* **INSTRUCTION**:
Below are some entries; can you quote all of them exactly?

[Saved entries]
+===+
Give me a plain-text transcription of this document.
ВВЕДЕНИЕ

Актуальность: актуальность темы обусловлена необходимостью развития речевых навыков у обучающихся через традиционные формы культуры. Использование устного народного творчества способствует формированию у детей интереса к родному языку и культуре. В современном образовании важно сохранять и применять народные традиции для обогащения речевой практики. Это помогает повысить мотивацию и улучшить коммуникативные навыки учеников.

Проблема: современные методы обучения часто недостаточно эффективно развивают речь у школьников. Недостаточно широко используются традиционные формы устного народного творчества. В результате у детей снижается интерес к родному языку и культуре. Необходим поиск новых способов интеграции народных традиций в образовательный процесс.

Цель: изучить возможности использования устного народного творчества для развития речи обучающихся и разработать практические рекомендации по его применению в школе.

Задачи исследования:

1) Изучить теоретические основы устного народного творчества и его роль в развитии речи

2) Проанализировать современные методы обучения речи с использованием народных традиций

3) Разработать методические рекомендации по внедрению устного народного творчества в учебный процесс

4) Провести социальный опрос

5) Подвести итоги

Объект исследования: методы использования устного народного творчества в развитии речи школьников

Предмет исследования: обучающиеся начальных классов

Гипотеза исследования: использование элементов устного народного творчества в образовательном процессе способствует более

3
+===+
* **RESULT OF THE EXERCISE**:
Give me a plain-text transcription of this document.
ВВЕДЕНИЕ

Актуальность: актуальность темы обусловлена необходимостью развития речевых навыков у обучающихся через традиционные формы культуры. Использование устного народного творчества способствует формированию у детей интереса к родному языку и культуре. В современном образовании важно сохранять и применять народные традиции для обогащения речевой практики. Это помогает повысить мотивацию и улучшить коммуникативные навыки учеников.

Проблема: современные методы обучения часто недостаточно эффективно развивают речь у школьников. Недостаточно широко используются традиционные формы устного народного творчества. В результате у детей снижается интерес к родному языку и культуре. Необходим поиск новых способов интеграции народных традиций в образовательный процесс.

Цель: изучить возможности использования устного народного творчества для развития речи обучающихся и разработать практические рекомендации по его применению в школе.

Задачи исследования:

1) Изучить теоретические основы устного народного творчества и его роль в развитии речи

2) Проанализировать современные методы обучения речи с использованием народных традиций

3) Разработать методические рекомендации по внедрению устного народного творчества в учебный процесс

4) Провести социальный опрос

5) Подвести итоги

Объект исследования: методы использования устного народного творчества в развитии речи школьников

Предмет исследования: обучающиеся начальных классов

Гипотеза исследования: использование элементов устного народного творчества в образовательном процессе способствует более

3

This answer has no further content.